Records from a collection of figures
○ ○ ○ ○ ○

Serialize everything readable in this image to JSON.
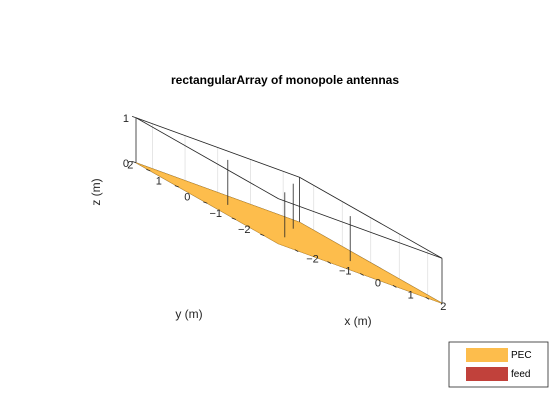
{
  "chart_data": {
    "type": "3d-surface",
    "title": "rectangularArray of monopole antennas",
    "xlabel": "x (m)",
    "ylabel": "y (m)",
    "zlabel": "z (m)",
    "xlim": [
      -2.5,
      2.5
    ],
    "ylim": [
      -2.5,
      2.5
    ],
    "zlim": [
      0,
      1
    ],
    "x_ticks": [
      -2,
      -1,
      0,
      1,
      2
    ],
    "y_ticks": [
      -2,
      -1,
      0,
      1,
      2
    ],
    "z_ticks": [
      0,
      1
    ],
    "grid": true,
    "ground_plane": {
      "x": [
        -2.5,
        2.5
      ],
      "y": [
        -2.5,
        2.5
      ],
      "z": 0,
      "material": "PEC"
    },
    "monopoles": [
      {
        "x": -1,
        "y": -1,
        "height": 1
      },
      {
        "x": 1,
        "y": -1,
        "height": 1
      },
      {
        "x": -1,
        "y": 1,
        "height": 1
      },
      {
        "x": 1,
        "y": 1,
        "height": 1
      }
    ],
    "legend": {
      "position": "bottom-right",
      "entries": [
        {
          "label": "PEC",
          "color": "#fdbd4c"
        },
        {
          "label": "feed",
          "color": "#c1413b"
        }
      ]
    },
    "colors": {
      "pec": "#fdbd4c",
      "antenna": "#000000"
    }
  }
}
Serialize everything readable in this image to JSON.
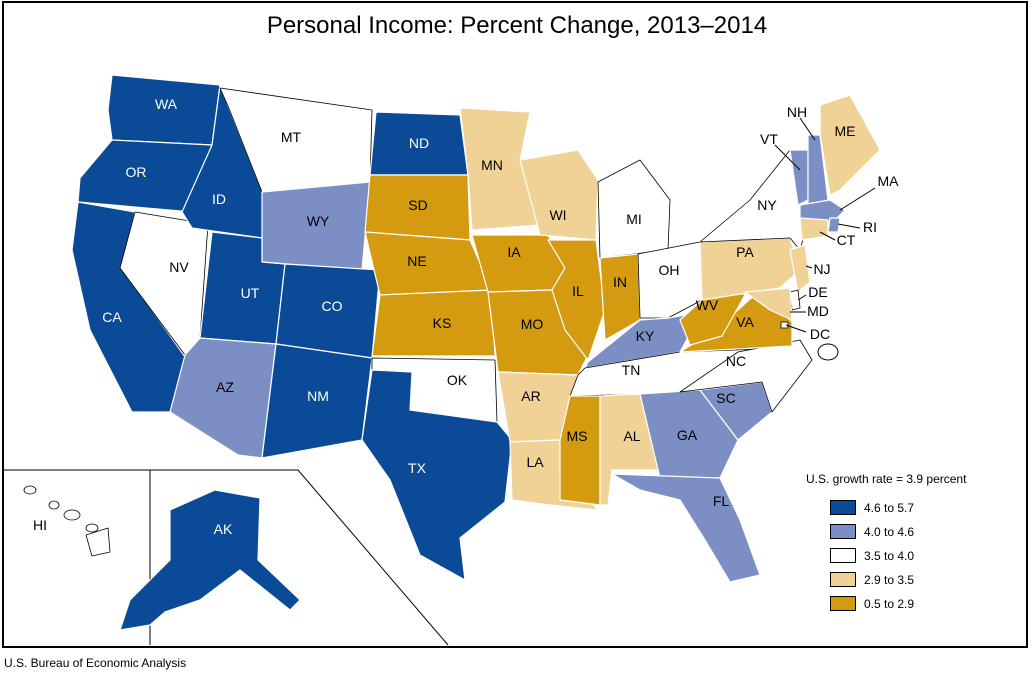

○ ○ ○ ○ ○

● What you should do: Omit the images and transcribe all of the records above word for word.

● Solution to this problem:
Serialize everything readable in this image to JSON.
{
  "chart_data": {
    "type": "3d-surface",
    "title": "rectangularArray of monopole antennas",
    "xlabel": "x (m)",
    "ylabel": "y (m)",
    "zlabel": "z (m)",
    "xlim": [
      -2.5,
      2.5
    ],
    "ylim": [
      -2.5,
      2.5
    ],
    "zlim": [
      0,
      1
    ],
    "x_ticks": [
      -2,
      -1,
      0,
      1,
      2
    ],
    "y_ticks": [
      -2,
      -1,
      0,
      1,
      2
    ],
    "z_ticks": [
      0,
      1
    ],
    "grid": true,
    "ground_plane": {
      "x": [
        -2.5,
        2.5
      ],
      "y": [
        -2.5,
        2.5
      ],
      "z": 0,
      "material": "PEC"
    },
    "monopoles": [
      {
        "x": -1,
        "y": -1,
        "height": 1
      },
      {
        "x": 1,
        "y": -1,
        "height": 1
      },
      {
        "x": -1,
        "y": 1,
        "height": 1
      },
      {
        "x": 1,
        "y": 1,
        "height": 1
      }
    ],
    "legend": {
      "position": "bottom-right",
      "entries": [
        {
          "label": "PEC",
          "color": "#fdbd4c"
        },
        {
          "label": "feed",
          "color": "#c1413b"
        }
      ]
    },
    "colors": {
      "pec": "#fdbd4c",
      "antenna": "#000000"
    }
  }
}
Serialize everything readable in this image to JSON.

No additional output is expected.